O Rav Chaim Shmulevitz zt"l (Lituânia, 1902 - Israel, 1979) explica que a façanha de erguer em um único dia vinte e duas mil pessoas somente pôde ocorrer com a intervenção Divina. Por mais forte que fosse Aharon, não seria possível um ser humano realizar algo assim. Porém, de acordo com esta explicação, surge um grande questionamento: se o ato de Aharon foi algo sobrenatural, que somente ocorreu com intervenção Divina, então por que este versículo foi trazido pelo Midrash como a fonte da grande força de Aharon se, na verdade, esta grande força foi consequência de um evento milagroso?

O Midrash acrescenta ainda que esta exigência de uma força superior também era um pré-requisito para os reis. Como prova disto, o Midrash cita um interessante diálogo que ocorreu entre David HaMelech e Shaul HaMelech, relatado no "Sefer Shmuel" (um dos livros do Tanach). Goliat (Golias), um guerreiro dos Pelishtim (Filisteus), havia desafiado o povo judeu a mandar seu maior guerreiro para lutar contra ele, e David se voluntariou para representar o povo judeu nesta luta. Quando Shaul perguntou a David porque ele se achava capaz de derrotar Goliat, David respondeu que quando ele era um pastor, certa vez seus rebanhos foram ameaçados por um leão e um urso. Apesar da dificuldade e do perigo da situação, David conseguiu se levantar e matar os dois animais. Mas Shaul não se convenceu com as palavras de David e argumentou que matar animais selvagens ainda não indicava que ele seria capaz de matar um guerreiro tão experiente quanto Goliat. David então explicou que, da mesma maneira que D'us o havia ajudado a matar os animais selvagens, Ele também o ajudaria a matar Goliat (Shemuel I 17:32-38).

Esta conversa de Shaul com David não é fácil de entendida. Por que David, em seu primeiro argumento, mencionou apenas o fato de ter conseguido matar os animais, ao invés de já ter dito desde o início que, da mesma forma que D'us o havia ajudado a matar os animais, Ele também o ajudaria a matar Goliat? Por que ele quis inicialmente demonstrar a sua própria força, ao invés de ressaltar que é D'us que faz tudo?

________________________________________

Problema curto 1: Localize nas entradas todas as linhas que contêm a palavra "Text" e copie cada uma delas. Diferencie maiúsculas de minúsculas.

________________________________________

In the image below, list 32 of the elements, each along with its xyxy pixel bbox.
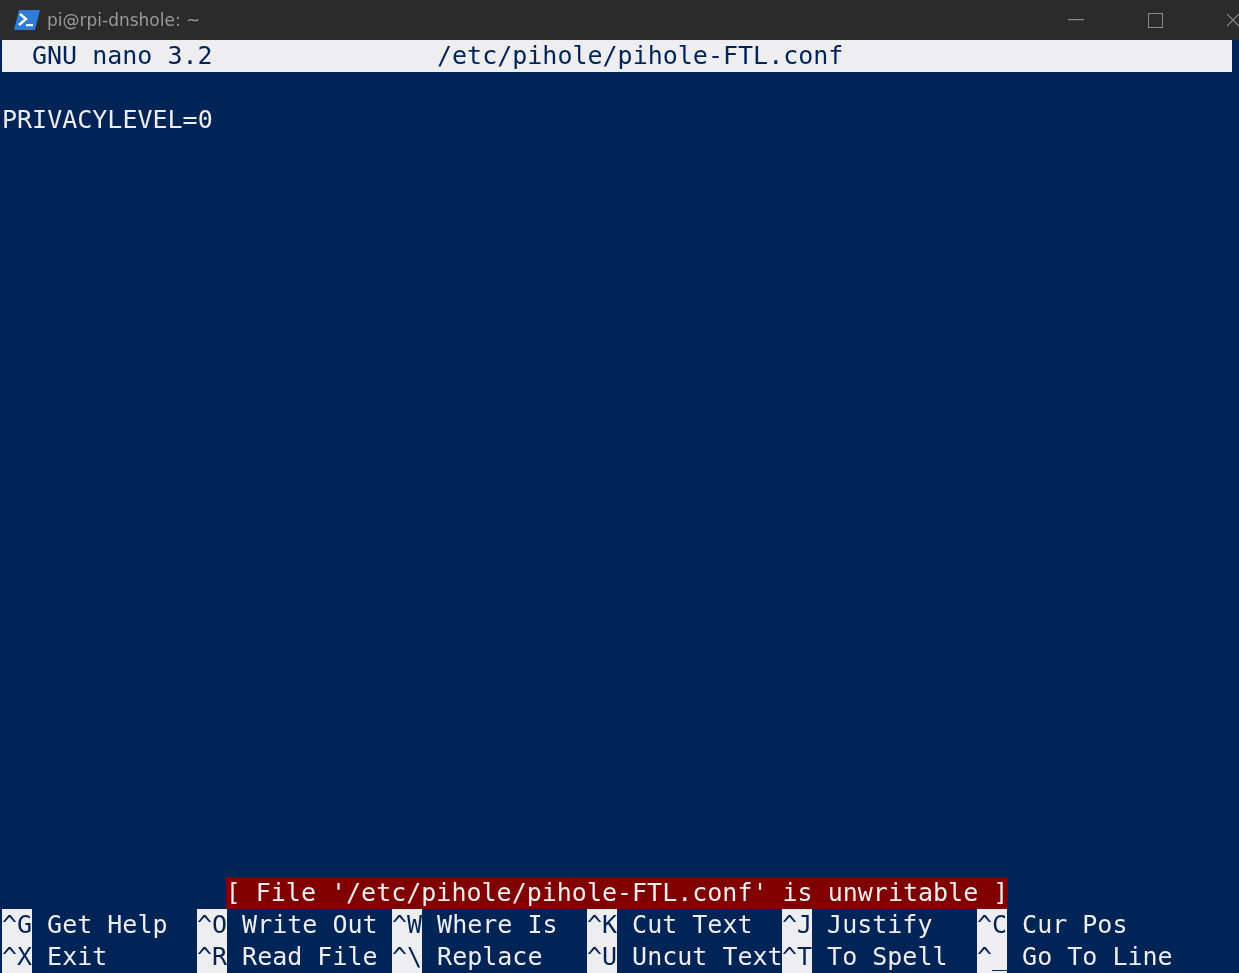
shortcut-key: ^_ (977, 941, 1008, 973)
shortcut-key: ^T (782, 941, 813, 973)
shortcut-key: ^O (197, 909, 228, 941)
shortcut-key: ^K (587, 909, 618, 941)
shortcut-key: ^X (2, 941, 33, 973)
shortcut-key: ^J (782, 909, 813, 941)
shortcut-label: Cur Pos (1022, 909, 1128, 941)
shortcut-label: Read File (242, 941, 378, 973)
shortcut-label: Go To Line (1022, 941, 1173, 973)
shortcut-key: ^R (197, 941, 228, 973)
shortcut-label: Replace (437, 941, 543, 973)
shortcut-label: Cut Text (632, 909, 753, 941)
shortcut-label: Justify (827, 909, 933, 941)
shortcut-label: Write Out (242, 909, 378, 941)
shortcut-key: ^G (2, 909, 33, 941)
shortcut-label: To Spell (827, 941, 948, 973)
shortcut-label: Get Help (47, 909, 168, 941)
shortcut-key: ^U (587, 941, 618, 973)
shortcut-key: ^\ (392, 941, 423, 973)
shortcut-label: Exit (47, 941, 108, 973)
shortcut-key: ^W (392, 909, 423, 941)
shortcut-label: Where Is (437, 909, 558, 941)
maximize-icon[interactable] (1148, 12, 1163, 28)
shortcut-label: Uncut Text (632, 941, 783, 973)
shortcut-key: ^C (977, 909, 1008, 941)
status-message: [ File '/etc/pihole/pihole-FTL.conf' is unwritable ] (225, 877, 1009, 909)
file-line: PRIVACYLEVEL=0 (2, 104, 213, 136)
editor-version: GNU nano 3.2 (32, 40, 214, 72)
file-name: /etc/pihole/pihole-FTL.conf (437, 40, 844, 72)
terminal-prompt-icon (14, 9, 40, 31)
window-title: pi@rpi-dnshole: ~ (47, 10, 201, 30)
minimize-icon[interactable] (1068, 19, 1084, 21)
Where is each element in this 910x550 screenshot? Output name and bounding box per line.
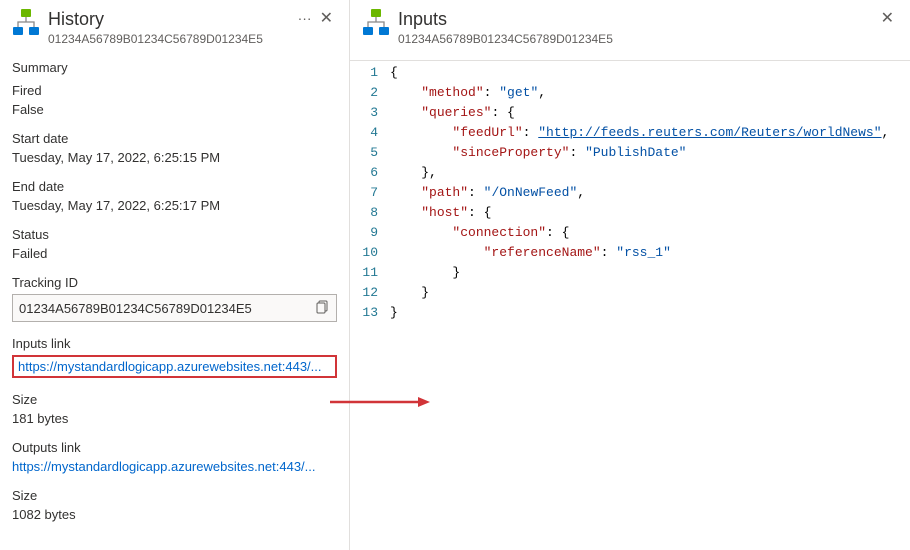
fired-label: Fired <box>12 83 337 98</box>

________________________________________

Problema curto 2: Por favor, troque "Aharon" por "Moshe" e reescreva o trecho, começando em "O Rav Chaim" e indo até "um evento milagroso?".

Resposta 1:
shortcut-label: Cut Text (632, 909, 753, 941)
shortcut-label: Uncut Text (632, 941, 783, 973)

Resposta 2:
O Rav Chaim Shmulevitz zt"l (Lituânia, 1902 - Israel, 1979) explica que a façanha de erguer em um único dia vinte e duas mil pessoas somente pôde ocorrer com a intervenção Divina. Por mais forte que fosse Moshe, não seria possível um ser humano realizar algo assim. Porém, de acordo com esta explicação, surge um grande questionamento: se o ato de Moshe foi algo sobrenatural, que somente ocorreu com intervenção Divina, então por que este versículo foi trazido pelo Midrash como a fonte da grande força de Moshe se, na verdade, esta grande força foi consequência de um evento milagroso?